To do
1) In the excerpt on the box-folding apparatus, how many drives does the invention require on each side of the article stream?
2) Continue the excerpt on the box-folding apparatus, starting after its final sentence.

Document excerpt
According to an advantageous embodiment variant of the invention, the rod-shaped fingers are aligned in each case pairwise and more or less in perpendicular to a vertical plane and arranged in the movement direction in positions shifted in relation to each other and movable about a common rotational axis. This can be realized, for instance, by way of a multi-part hollow shaft with shaft sections arranged coaxially in relation to each other and fingers disposed on each. The rod-shaped fingers can optionally be aligned in each case pairwise and more or less in perpendicular to a vertical plane and arranged in the movement direction in positions shifted in relation to each other and movable about rotational axes that are each disposed in parallel to each other with only a small distance between the axes. In this variant of the apparatus according to the invention, it is possible, for instance, for two parallel shafts to be arranged next to each other.

Preferably, each of the shafts on which the fingers are in each case pivotably arranged, has a drive of its own so that the shafts and the fingers arranged thereon can each perform rotational movements independently of one another.

One embodiment variant of the apparatus according to the invention provides for the two shafts with their respectively allocated, separate drives to be designed as coaxial inner and outer shafts. Optionally, the two shafts with their respectively allocated, separate drives can be arranged one above the other, in each case aligned largely flush with each other. In addition, the two shafts with their respectively allocated, separate drives can also be each arranged one above the other with parallel axes of rotation, said axes, however, shifted in relation to each other.

Furthermore, it is possible to provide the finger-like folding-in elements in variable and/or adjustable lengths. In this manner, it is even better possible to set and adjust the apparatus to different box and/or article sizes and different pitch distances.

The shaft drive can be performed in a number of different ways. The shafts can be driven by means of separate electric motors. The shafts, together with the fingers arranged thereon, can also be directly coupled with the driving motors by means of chain drives or belt drives. A particularly useful variant of the present invention is to provide one of the two shafts with a direct drive, while the other shaft has a belt drive. In the instance of the two-part hollow shaft arrangement, the inner shaft may comprise a direct drive, while the hollow shaft is coupled to a driving motor, which is disposed offset, by means of a belt or chain drive. This is possible to assemble, for instance, by means of a hollow shaft, which can be separately driven by a belt and a second motor. The solid shaft is preferably arranged directly on the first motor.

Typically, in each case two pairs of finger-like folding-in elements, which are each movable independently of one another, are arranged on both sides of the article stream, the said elements used for folding in the side flaps of the box blanks transversely to the conveying direction. The essential improvement over the heretofore known variants lies in that, according to the present invention, each of the fingers can be moved separately and independently of each of the respective other finger. This requires two drives on each side rather than only one drive, as was previously used.

Layout region records
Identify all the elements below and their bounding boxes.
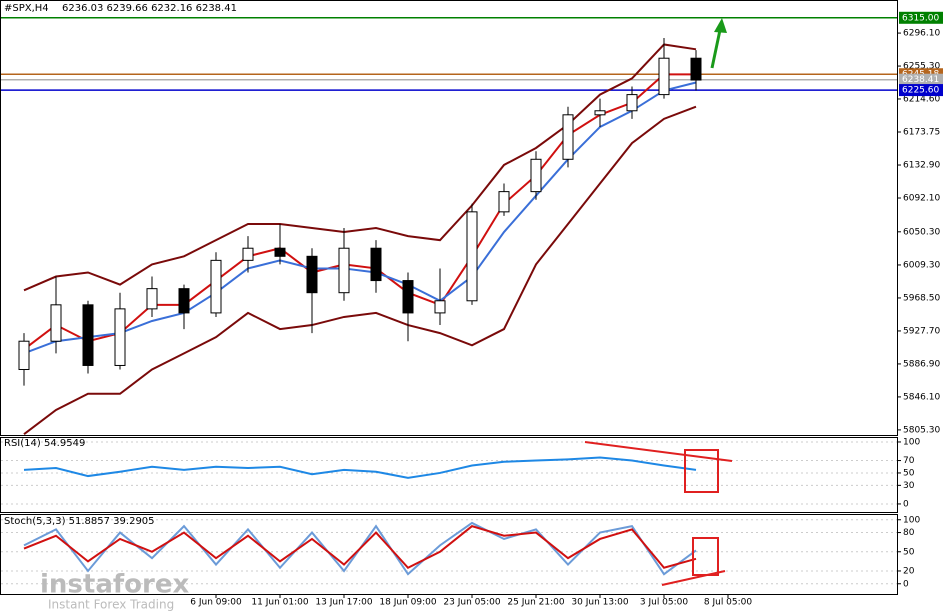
y-tick-label: 80 bbox=[903, 528, 915, 538]
y-tick-label: 6255.30 bbox=[903, 62, 940, 72]
candle-body bbox=[658, 57, 670, 96]
candle-body bbox=[306, 255, 318, 294]
y-tick-label: 70 bbox=[903, 456, 915, 466]
price-label-box bbox=[899, 73, 943, 86]
price-label-box bbox=[899, 84, 943, 97]
x-tick-label: 3 Jul 05:00 bbox=[640, 598, 689, 608]
x-tick-label: 23 Jun 05:00 bbox=[443, 598, 500, 608]
y-tick-label: 0 bbox=[903, 499, 909, 509]
candle-body bbox=[178, 288, 190, 314]
x-tick-label: 18 Jun 09:00 bbox=[379, 598, 436, 608]
candle-body bbox=[114, 308, 126, 366]
indicator-line bbox=[23, 81, 697, 355]
y-tick-label: 0 bbox=[903, 579, 909, 589]
y-tick-label: 100 bbox=[903, 437, 920, 447]
candle-body bbox=[242, 247, 254, 261]
candle-body bbox=[626, 94, 638, 112]
candle-body bbox=[146, 288, 158, 310]
price-label: 6238.41 bbox=[902, 75, 939, 85]
candle-body bbox=[498, 191, 510, 213]
y-tick-label: 5886.90 bbox=[903, 359, 940, 369]
y-tick-label: 6296.10 bbox=[903, 29, 940, 39]
y-tick-label: 5846.10 bbox=[903, 392, 940, 402]
y-tick-label: 50 bbox=[903, 547, 915, 557]
rsi-panel bbox=[0, 437, 898, 513]
price-label: 6315.00 bbox=[902, 13, 939, 23]
rsi-title: RSI(14) 54.9549 bbox=[4, 438, 85, 449]
y-tick-label: 20 bbox=[903, 566, 915, 576]
candle-body bbox=[530, 158, 542, 193]
watermark-brand: instaforex bbox=[40, 570, 190, 600]
candle-body bbox=[370, 247, 382, 282]
candle-body bbox=[562, 114, 574, 160]
y-tick-label: 5968.50 bbox=[903, 293, 940, 303]
x-tick-label: 11 Jun 01:00 bbox=[251, 598, 308, 608]
y-tick-label: 6092.10 bbox=[903, 194, 940, 204]
x-tick-label: 13 Jun 17:00 bbox=[315, 598, 372, 608]
chart-title: #SPX,H4 bbox=[4, 3, 49, 14]
y-tick-label: 6132.90 bbox=[903, 161, 940, 171]
x-tick-label: 25 Jun 21:00 bbox=[507, 598, 564, 608]
indicator-line bbox=[23, 43, 697, 292]
candle-body bbox=[338, 247, 350, 294]
candle-body bbox=[594, 110, 606, 116]
watermark-tagline: Instant Forex Trading bbox=[48, 598, 174, 612]
stoch-box bbox=[692, 537, 719, 576]
stoch-title: Stoch(5,3,3) 51.8857 39.2905 bbox=[4, 516, 155, 527]
rsi-box bbox=[684, 449, 719, 493]
y-tick-label: 6173.75 bbox=[903, 127, 940, 137]
candle-body bbox=[50, 304, 62, 342]
y-tick-label: 50 bbox=[903, 468, 915, 478]
price-label-box bbox=[899, 11, 943, 24]
candle-body bbox=[18, 340, 30, 371]
candle-body bbox=[274, 247, 286, 257]
y-tick-label: 100 bbox=[903, 515, 920, 525]
annotations bbox=[584, 18, 733, 586]
main-panel bbox=[0, 0, 898, 436]
x-tick-label: 8 Jul 05:00 bbox=[704, 598, 753, 608]
indicator-line bbox=[23, 105, 697, 435]
arrow-head bbox=[714, 18, 727, 33]
price-label: 6225.60 bbox=[902, 86, 939, 96]
y-tick-label: 6214.60 bbox=[903, 94, 940, 104]
oscillator-line bbox=[23, 456, 697, 479]
y-tick-label: 6050.30 bbox=[903, 227, 940, 237]
y-tick-label: 5927.70 bbox=[903, 326, 940, 336]
x-tick-label: 6 Jun 09:00 bbox=[190, 598, 242, 608]
rsi-trendline bbox=[584, 441, 733, 462]
ohlc-readout: 6236.03 6239.66 6232.16 6238.41 bbox=[62, 3, 237, 14]
candle-body bbox=[210, 259, 222, 314]
candle-body bbox=[690, 57, 702, 81]
y-tick-label: 5805.30 bbox=[903, 425, 940, 435]
arrow-shaft bbox=[710, 29, 722, 69]
y-tick-label: 30 bbox=[903, 481, 915, 491]
y-tick-label: 6009.30 bbox=[903, 260, 940, 270]
x-tick-label: 30 Jun 13:00 bbox=[571, 598, 628, 608]
stoch-panel bbox=[0, 514, 898, 595]
candle-body bbox=[466, 211, 478, 302]
stoch-trendline bbox=[661, 570, 726, 586]
candle-body bbox=[402, 280, 414, 314]
indicator-line bbox=[23, 73, 696, 351]
oscillator-line bbox=[23, 525, 697, 569]
candle-body bbox=[434, 300, 446, 314]
candle-body bbox=[82, 304, 94, 366]
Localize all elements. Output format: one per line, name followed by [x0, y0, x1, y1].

Written answers
1) Two drives on each side, rather than the single drive used previously.

2)
Generally, several variants are conceivable for driving the independently movable folding-in means of each pair of folding-in elements. It is for instance possible to arrange the shafts required for each movable folding-in means with their respectively allocated, separate drives one above the other, in each case aligned largely flush with each other. Optionally, the shafts with their respectively allocated, separate drives can be each arranged one above the other with parallel axes of rotation, said axes, however, shifted in relation to each other.

The present invention furthermore comprises folding-in means such as are used in particular in an apparatus according to one of the previously described embodiment variants, said folding-in means being part of an apparatus having the purpose of packaging articles in a box blank with folding lines and foldable flaps. The folding-in means are each bow-shaped so that an adequate clearance for each subsequent foldable flap of the successive boxes is created when said folding-in means move.

Finally, the invention comprises a method for packaging articles in a box blank with folding lines and foldable flaps, said method comprising at least the following steps: feeding a stream of articles, dividing up the articles into groups of articles, feeding a box blank to the group of articles and/or feeding the article stream to the box blank, and folding in the foldable flaps by means of at least one pair of folding-in means per rotating folding-in element. The method is characterized in that the two folding-in means are moved and/or controlled or regulated independently of one another. It is therefore preferably possible to use a separate drive for moving each one of the folding-in means. In particular, the folding-in means can thereby rotate about an axis that is perpendicular to the conveying plane. The folding-in means can additionally change the angle of their relative positions to each other during the process of folding in.

BRIEF DESCRIPTION OF THE DRAWINGS

In the following, the invention is described by means of exemplary embodiments with reference to the attached drawings. The figures illustrate and clarify exemplary embodiments of the present invention in its details and functions. The figures are presented for illustrative purposes and are not to be construed as restrictive.

FIG. 1 shows a schematic perspective drawing of a first variant of an apparatus for folding in box blanks with articles therein.

FIG. 2 shows a schematic perspective drawing of a folding-in apparatus according to the present invention.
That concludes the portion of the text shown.